━━━━━ GIVEN INFORMATION ━━━━━
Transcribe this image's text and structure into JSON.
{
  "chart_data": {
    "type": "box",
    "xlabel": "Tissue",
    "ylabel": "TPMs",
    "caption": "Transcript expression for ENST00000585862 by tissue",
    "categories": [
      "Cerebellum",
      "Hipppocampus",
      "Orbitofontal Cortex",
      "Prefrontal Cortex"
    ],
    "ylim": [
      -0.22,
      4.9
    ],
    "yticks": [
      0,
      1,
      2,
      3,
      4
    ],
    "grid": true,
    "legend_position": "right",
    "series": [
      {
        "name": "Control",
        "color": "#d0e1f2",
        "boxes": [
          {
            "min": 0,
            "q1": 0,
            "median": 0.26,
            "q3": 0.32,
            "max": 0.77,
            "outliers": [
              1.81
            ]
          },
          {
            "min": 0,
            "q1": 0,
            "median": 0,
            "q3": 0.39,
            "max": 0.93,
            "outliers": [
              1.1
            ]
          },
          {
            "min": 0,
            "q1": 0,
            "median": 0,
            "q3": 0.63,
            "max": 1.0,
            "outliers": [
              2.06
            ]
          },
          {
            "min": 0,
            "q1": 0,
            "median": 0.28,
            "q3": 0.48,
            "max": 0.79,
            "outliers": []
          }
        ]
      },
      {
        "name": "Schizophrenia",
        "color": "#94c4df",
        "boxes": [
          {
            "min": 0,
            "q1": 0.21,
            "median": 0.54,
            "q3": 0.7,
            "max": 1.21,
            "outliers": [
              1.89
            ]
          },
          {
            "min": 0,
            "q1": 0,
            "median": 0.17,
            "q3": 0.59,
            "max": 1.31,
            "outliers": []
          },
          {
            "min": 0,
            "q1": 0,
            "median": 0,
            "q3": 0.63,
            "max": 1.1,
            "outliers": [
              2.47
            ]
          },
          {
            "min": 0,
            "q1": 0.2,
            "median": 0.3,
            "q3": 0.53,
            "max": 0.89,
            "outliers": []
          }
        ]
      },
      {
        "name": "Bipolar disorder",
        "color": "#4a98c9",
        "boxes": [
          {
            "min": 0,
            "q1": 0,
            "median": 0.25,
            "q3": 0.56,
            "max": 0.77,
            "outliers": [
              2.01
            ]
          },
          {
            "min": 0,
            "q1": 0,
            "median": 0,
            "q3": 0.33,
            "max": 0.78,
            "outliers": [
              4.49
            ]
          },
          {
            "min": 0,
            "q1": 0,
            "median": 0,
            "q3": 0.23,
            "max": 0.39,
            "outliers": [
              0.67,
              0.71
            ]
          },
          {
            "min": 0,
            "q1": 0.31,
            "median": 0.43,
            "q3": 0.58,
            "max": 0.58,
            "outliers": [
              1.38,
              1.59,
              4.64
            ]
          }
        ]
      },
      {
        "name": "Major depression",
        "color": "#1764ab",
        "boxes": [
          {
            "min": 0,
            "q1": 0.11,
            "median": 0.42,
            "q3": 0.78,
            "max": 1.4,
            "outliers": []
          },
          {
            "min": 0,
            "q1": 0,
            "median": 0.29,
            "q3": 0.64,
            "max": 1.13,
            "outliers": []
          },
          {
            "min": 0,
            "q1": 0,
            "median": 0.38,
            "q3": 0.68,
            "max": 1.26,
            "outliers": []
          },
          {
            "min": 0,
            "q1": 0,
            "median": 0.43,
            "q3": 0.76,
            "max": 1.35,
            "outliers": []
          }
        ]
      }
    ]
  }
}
━━━━━
REQUIRED WORK - Copy out all of the lines above exactly.

SOLVED EXERCISE -
Transcribe this image's text and structure into JSON.
{
  "chart_data": {
    "type": "box",
    "xlabel": "Tissue",
    "ylabel": "TPMs",
    "caption": "Transcript expression for ENST00000585862 by tissue",
    "categories": [
      "Cerebellum",
      "Hipppocampus",
      "Orbitofontal Cortex",
      "Prefrontal Cortex"
    ],
    "ylim": [
      -0.22,
      4.9
    ],
    "yticks": [
      0,
      1,
      2,
      3,
      4
    ],
    "grid": true,
    "legend_position": "right",
    "series": [
      {
        "name": "Control",
        "color": "#d0e1f2",
        "boxes": [
          {
            "min": 0,
            "q1": 0,
            "median": 0.26,
            "q3": 0.32,
            "max": 0.77,
            "outliers": [
              1.81
            ]
          },
          {
            "min": 0,
            "q1": 0,
            "median": 0,
            "q3": 0.39,
            "max": 0.93,
            "outliers": [
              1.1
            ]
          },
          {
            "min": 0,
            "q1": 0,
            "median": 0,
            "q3": 0.63,
            "max": 1.0,
            "outliers": [
              2.06
            ]
          },
          {
            "min": 0,
            "q1": 0,
            "median": 0.28,
            "q3": 0.48,
            "max": 0.79,
            "outliers": []
          }
        ]
      },
      {
        "name": "Schizophrenia",
        "color": "#94c4df",
        "boxes": [
          {
            "min": 0,
            "q1": 0.21,
            "median": 0.54,
            "q3": 0.7,
            "max": 1.21,
            "outliers": [
              1.89
            ]
          },
          {
            "min": 0,
            "q1": 0,
            "median": 0.17,
            "q3": 0.59,
            "max": 1.31,
            "outliers": []
          },
          {
            "min": 0,
            "q1": 0,
            "median": 0,
            "q3": 0.63,
            "max": 1.1,
            "outliers": [
              2.47
            ]
          },
          {
            "min": 0,
            "q1": 0.2,
            "median": 0.3,
            "q3": 0.53,
            "max": 0.89,
            "outliers": []
          }
        ]
      },
      {
        "name": "Bipolar disorder",
        "color": "#4a98c9",
        "boxes": [
          {
            "min": 0,
            "q1": 0,
            "median": 0.25,
            "q3": 0.56,
            "max": 0.77,
            "outliers": [
              2.01
            ]
          },
          {
            "min": 0,
            "q1": 0,
            "median": 0,
            "q3": 0.33,
            "max": 0.78,
            "outliers": [
              4.49
            ]
          },
          {
            "min": 0,
            "q1": 0,
            "median": 0,
            "q3": 0.23,
            "max": 0.39,
            "outliers": [
              0.67,
              0.71
            ]
          },
          {
            "min": 0,
            "q1": 0.31,
            "median": 0.43,
            "q3": 0.58,
            "max": 0.58,
            "outliers": [
              1.38,
              1.59,
              4.64
            ]
          }
        ]
      },
      {
        "name": "Major depression",
        "color": "#1764ab",
        "boxes": [
          {
            "min": 0,
            "q1": 0.11,
            "median": 0.42,
            "q3": 0.78,
            "max": 1.4,
            "outliers": []
          },
          {
            "min": 0,
            "q1": 0,
            "median": 0.29,
            "q3": 0.64,
            "max": 1.13,
            "outliers": []
          },
          {
            "min": 0,
            "q1": 0,
            "median": 0.38,
            "q3": 0.68,
            "max": 1.26,
            "outliers": []
          },
          {
            "min": 0,
            "q1": 0,
            "median": 0.43,
            "q3": 0.76,
            "max": 1.35,
            "outliers": []
          }
        ]
      }
    ]
  }
}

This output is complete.